_Brief_
Set all the material down again unchanged, without the pictures.

Dataset entries
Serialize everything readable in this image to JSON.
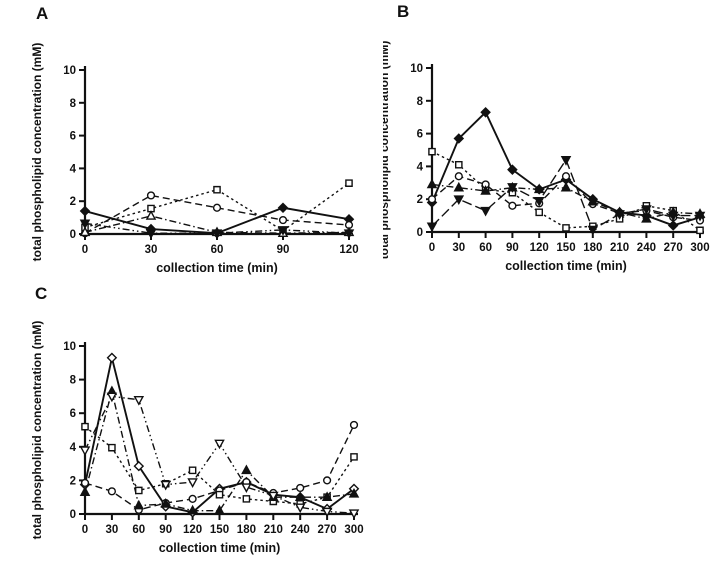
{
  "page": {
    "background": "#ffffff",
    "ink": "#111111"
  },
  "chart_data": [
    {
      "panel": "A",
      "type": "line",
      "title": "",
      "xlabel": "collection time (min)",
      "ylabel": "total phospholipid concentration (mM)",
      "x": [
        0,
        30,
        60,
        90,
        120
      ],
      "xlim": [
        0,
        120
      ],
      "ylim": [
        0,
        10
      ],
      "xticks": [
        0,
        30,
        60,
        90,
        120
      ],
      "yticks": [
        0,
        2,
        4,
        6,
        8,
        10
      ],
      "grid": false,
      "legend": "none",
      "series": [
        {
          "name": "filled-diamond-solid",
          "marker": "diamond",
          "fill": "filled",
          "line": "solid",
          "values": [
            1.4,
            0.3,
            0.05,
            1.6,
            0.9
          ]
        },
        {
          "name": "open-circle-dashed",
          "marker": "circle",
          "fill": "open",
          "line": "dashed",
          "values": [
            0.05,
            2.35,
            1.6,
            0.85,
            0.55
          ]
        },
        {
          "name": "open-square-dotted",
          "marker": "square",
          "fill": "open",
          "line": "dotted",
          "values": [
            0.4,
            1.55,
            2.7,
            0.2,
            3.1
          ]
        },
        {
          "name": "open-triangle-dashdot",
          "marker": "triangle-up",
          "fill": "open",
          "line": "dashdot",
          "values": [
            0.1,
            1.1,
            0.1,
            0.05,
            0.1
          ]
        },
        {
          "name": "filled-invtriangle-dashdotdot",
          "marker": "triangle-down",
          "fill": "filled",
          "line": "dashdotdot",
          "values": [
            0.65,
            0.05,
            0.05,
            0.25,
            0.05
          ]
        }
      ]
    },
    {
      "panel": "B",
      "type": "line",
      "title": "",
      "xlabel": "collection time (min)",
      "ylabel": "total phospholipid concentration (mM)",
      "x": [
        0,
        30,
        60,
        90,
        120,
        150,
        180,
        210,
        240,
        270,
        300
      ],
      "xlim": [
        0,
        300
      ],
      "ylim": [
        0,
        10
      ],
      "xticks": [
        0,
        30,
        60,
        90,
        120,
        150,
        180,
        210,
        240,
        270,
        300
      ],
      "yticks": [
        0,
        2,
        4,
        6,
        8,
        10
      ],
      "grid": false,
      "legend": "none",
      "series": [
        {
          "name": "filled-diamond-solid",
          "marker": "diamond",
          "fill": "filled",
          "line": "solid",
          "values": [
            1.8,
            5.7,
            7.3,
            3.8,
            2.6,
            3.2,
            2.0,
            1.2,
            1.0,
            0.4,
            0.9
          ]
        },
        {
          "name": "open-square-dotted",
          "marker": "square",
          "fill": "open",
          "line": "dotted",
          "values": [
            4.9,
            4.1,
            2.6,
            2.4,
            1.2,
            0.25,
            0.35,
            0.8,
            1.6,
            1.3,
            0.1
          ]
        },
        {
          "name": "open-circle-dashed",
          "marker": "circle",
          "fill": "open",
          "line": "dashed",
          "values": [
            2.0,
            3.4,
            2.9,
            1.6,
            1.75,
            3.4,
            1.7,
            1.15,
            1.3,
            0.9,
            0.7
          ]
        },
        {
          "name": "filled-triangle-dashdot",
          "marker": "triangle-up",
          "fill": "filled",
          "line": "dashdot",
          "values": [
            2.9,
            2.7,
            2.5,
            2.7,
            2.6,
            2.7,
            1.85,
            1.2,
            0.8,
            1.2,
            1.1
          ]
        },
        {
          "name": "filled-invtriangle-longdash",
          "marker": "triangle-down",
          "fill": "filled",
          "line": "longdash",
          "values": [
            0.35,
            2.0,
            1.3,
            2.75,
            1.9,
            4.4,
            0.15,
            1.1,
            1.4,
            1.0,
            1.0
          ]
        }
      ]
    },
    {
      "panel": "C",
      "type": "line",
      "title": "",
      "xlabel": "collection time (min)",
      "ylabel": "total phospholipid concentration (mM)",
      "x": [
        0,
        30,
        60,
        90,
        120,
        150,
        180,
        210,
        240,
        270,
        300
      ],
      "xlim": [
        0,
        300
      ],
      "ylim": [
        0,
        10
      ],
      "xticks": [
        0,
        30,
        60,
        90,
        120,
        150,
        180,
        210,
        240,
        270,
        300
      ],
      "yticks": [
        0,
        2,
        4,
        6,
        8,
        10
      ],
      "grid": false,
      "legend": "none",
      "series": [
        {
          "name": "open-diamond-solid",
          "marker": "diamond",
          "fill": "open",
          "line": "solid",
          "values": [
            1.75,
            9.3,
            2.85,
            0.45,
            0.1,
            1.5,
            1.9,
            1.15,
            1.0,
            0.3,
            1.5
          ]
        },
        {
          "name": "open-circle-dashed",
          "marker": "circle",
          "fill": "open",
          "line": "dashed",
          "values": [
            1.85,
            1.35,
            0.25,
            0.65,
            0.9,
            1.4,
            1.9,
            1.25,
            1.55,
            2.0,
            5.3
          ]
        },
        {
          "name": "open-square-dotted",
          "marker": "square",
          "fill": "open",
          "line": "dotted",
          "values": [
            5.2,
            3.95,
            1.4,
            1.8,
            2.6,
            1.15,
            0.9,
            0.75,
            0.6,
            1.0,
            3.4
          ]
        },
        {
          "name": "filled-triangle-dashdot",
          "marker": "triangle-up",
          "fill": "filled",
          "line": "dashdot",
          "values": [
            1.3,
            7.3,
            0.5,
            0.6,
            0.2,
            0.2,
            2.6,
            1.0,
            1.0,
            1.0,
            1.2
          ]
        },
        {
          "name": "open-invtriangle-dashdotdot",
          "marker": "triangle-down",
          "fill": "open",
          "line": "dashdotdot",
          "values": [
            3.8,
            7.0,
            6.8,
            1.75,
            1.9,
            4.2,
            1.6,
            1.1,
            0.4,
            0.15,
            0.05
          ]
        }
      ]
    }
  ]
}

_Final result_
Serialize everything readable in this image to JSON.
{
  "page": {
    "background": "#ffffff",
    "ink": "#111111"
  },
  "chart_data": [
    {
      "panel": "A",
      "type": "line",
      "title": "",
      "xlabel": "collection time (min)",
      "ylabel": "total phospholipid concentration (mM)",
      "x": [
        0,
        30,
        60,
        90,
        120
      ],
      "xlim": [
        0,
        120
      ],
      "ylim": [
        0,
        10
      ],
      "xticks": [
        0,
        30,
        60,
        90,
        120
      ],
      "yticks": [
        0,
        2,
        4,
        6,
        8,
        10
      ],
      "grid": false,
      "legend": "none",
      "series": [
        {
          "name": "filled-diamond-solid",
          "marker": "diamond",
          "fill": "filled",
          "line": "solid",
          "values": [
            1.4,
            0.3,
            0.05,
            1.6,
            0.9
          ]
        },
        {
          "name": "open-circle-dashed",
          "marker": "circle",
          "fill": "open",
          "line": "dashed",
          "values": [
            0.05,
            2.35,
            1.6,
            0.85,
            0.55
          ]
        },
        {
          "name": "open-square-dotted",
          "marker": "square",
          "fill": "open",
          "line": "dotted",
          "values": [
            0.4,
            1.55,
            2.7,
            0.2,
            3.1
          ]
        },
        {
          "name": "open-triangle-dashdot",
          "marker": "triangle-up",
          "fill": "open",
          "line": "dashdot",
          "values": [
            0.1,
            1.1,
            0.1,
            0.05,
            0.1
          ]
        },
        {
          "name": "filled-invtriangle-dashdotdot",
          "marker": "triangle-down",
          "fill": "filled",
          "line": "dashdotdot",
          "values": [
            0.65,
            0.05,
            0.05,
            0.25,
            0.05
          ]
        }
      ]
    },
    {
      "panel": "B",
      "type": "line",
      "title": "",
      "xlabel": "collection time (min)",
      "ylabel": "total phospholipid concentration (mM)",
      "x": [
        0,
        30,
        60,
        90,
        120,
        150,
        180,
        210,
        240,
        270,
        300
      ],
      "xlim": [
        0,
        300
      ],
      "ylim": [
        0,
        10
      ],
      "xticks": [
        0,
        30,
        60,
        90,
        120,
        150,
        180,
        210,
        240,
        270,
        300
      ],
      "yticks": [
        0,
        2,
        4,
        6,
        8,
        10
      ],
      "grid": false,
      "legend": "none",
      "series": [
        {
          "name": "filled-diamond-solid",
          "marker": "diamond",
          "fill": "filled",
          "line": "solid",
          "values": [
            1.8,
            5.7,
            7.3,
            3.8,
            2.6,
            3.2,
            2.0,
            1.2,
            1.0,
            0.4,
            0.9
          ]
        },
        {
          "name": "open-square-dotted",
          "marker": "square",
          "fill": "open",
          "line": "dotted",
          "values": [
            4.9,
            4.1,
            2.6,
            2.4,
            1.2,
            0.25,
            0.35,
            0.8,
            1.6,
            1.3,
            0.1
          ]
        },
        {
          "name": "open-circle-dashed",
          "marker": "circle",
          "fill": "open",
          "line": "dashed",
          "values": [
            2.0,
            3.4,
            2.9,
            1.6,
            1.75,
            3.4,
            1.7,
            1.15,
            1.3,
            0.9,
            0.7
          ]
        },
        {
          "name": "filled-triangle-dashdot",
          "marker": "triangle-up",
          "fill": "filled",
          "line": "dashdot",
          "values": [
            2.9,
            2.7,
            2.5,
            2.7,
            2.6,
            2.7,
            1.85,
            1.2,
            0.8,
            1.2,
            1.1
          ]
        },
        {
          "name": "filled-invtriangle-longdash",
          "marker": "triangle-down",
          "fill": "filled",
          "line": "longdash",
          "values": [
            0.35,
            2.0,
            1.3,
            2.75,
            1.9,
            4.4,
            0.15,
            1.1,
            1.4,
            1.0,
            1.0
          ]
        }
      ]
    },
    {
      "panel": "C",
      "type": "line",
      "title": "",
      "xlabel": "collection time (min)",
      "ylabel": "total phospholipid concentration (mM)",
      "x": [
        0,
        30,
        60,
        90,
        120,
        150,
        180,
        210,
        240,
        270,
        300
      ],
      "xlim": [
        0,
        300
      ],
      "ylim": [
        0,
        10
      ],
      "xticks": [
        0,
        30,
        60,
        90,
        120,
        150,
        180,
        210,
        240,
        270,
        300
      ],
      "yticks": [
        0,
        2,
        4,
        6,
        8,
        10
      ],
      "grid": false,
      "legend": "none",
      "series": [
        {
          "name": "open-diamond-solid",
          "marker": "diamond",
          "fill": "open",
          "line": "solid",
          "values": [
            1.75,
            9.3,
            2.85,
            0.45,
            0.1,
            1.5,
            1.9,
            1.15,
            1.0,
            0.3,
            1.5
          ]
        },
        {
          "name": "open-circle-dashed",
          "marker": "circle",
          "fill": "open",
          "line": "dashed",
          "values": [
            1.85,
            1.35,
            0.25,
            0.65,
            0.9,
            1.4,
            1.9,
            1.25,
            1.55,
            2.0,
            5.3
          ]
        },
        {
          "name": "open-square-dotted",
          "marker": "square",
          "fill": "open",
          "line": "dotted",
          "values": [
            5.2,
            3.95,
            1.4,
            1.8,
            2.6,
            1.15,
            0.9,
            0.75,
            0.6,
            1.0,
            3.4
          ]
        },
        {
          "name": "filled-triangle-dashdot",
          "marker": "triangle-up",
          "fill": "filled",
          "line": "dashdot",
          "values": [
            1.3,
            7.3,
            0.5,
            0.6,
            0.2,
            0.2,
            2.6,
            1.0,
            1.0,
            1.0,
            1.2
          ]
        },
        {
          "name": "open-invtriangle-dashdotdot",
          "marker": "triangle-down",
          "fill": "open",
          "line": "dashdotdot",
          "values": [
            3.8,
            7.0,
            6.8,
            1.75,
            1.9,
            4.2,
            1.6,
            1.1,
            0.4,
            0.15,
            0.05
          ]
        }
      ]
    }
  ]
}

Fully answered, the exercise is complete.